Stored items from a collection:
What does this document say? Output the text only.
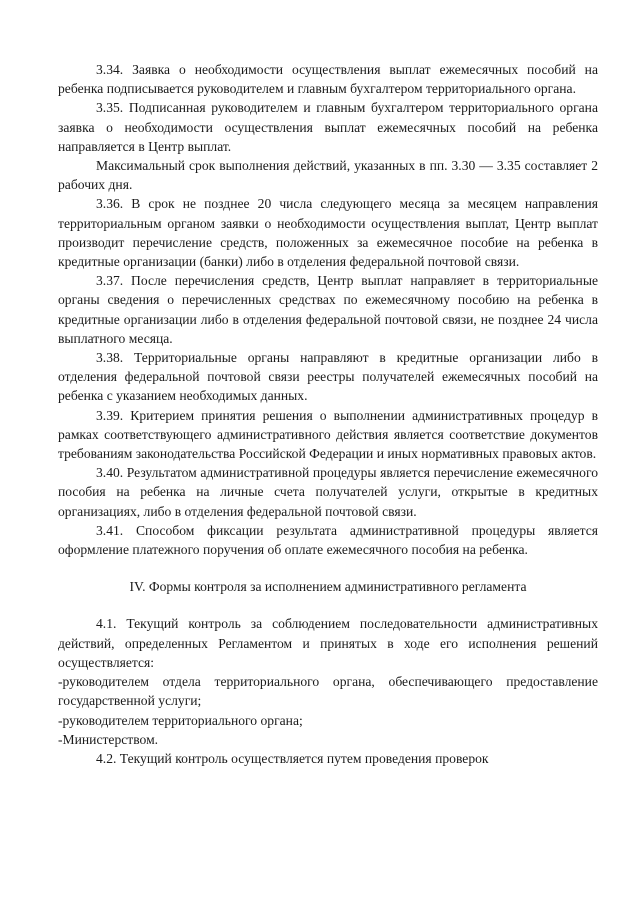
3.34. Заявка о необходимости осуществления выплат ежемесячных пособий на ребенка подписывается руководителем и главным бухгалтером территориального органа.

3.35. Подписанная руководителем и главным бухгалтером территориального органа заявка о необходимости осуществления выплат ежемесячных пособий на ребенка направляется в Центр выплат.

Максимальный срок выполнения действий, указанных в пп. 3.30 — 3.35 составляет 2 рабочих дня.

3.36. В срок не позднее 20 числа следующего месяца за месяцем направления территориальным органом заявки о необходимости осуществления выплат, Центр выплат производит перечисление средств, положенных за ежемесячное пособие на ребенка в кредитные организации (банки) либо в отделения федеральной почтовой связи.

3.37. После перечисления средств, Центр выплат направляет в территориальные органы сведения о перечисленных средствах по ежемесячному пособию на ребенка в кредитные организации либо в отделения федеральной почтовой связи, не позднее 24 числа выплатного месяца.

3.38. Территориальные органы направляют в кредитные организации либо в отделения федеральной почтовой связи реестры получателей ежемесячных пособий на ребенка с указанием необходимых данных.

3.39. Критерием принятия решения о выполнении административных процедур в рамках соответствующего административного действия является соответствие документов требованиям законодательства Российской Федерации и иных нормативных правовых актов.

3.40. Результатом административной процедуры является перечисление ежемесячного пособия на ребенка на личные счета получателей услуги, открытые в кредитных организациях, либо в отделения федеральной почтовой связи.

3.41. Способом фиксации результата административной процедуры является оформление платежного поручения об оплате ежемесячного пособия на ребенка.

IV. Формы контроля за исполнением административного регламента

4.1. Текущий контроль за соблюдением последовательности административных действий, определенных Регламентом и принятых в ходе его исполнения решений осуществляется:

-руководителем отдела территориального органа, обеспечивающего предоставление государственной услуги;

-руководителем территориального органа;

-Министерством.

4.2. Текущий контроль осуществляется путем проведения проверок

(Given problem):
Determine how many lines include the string "ежемесячных". Give no answer but the number.

(Written response):
3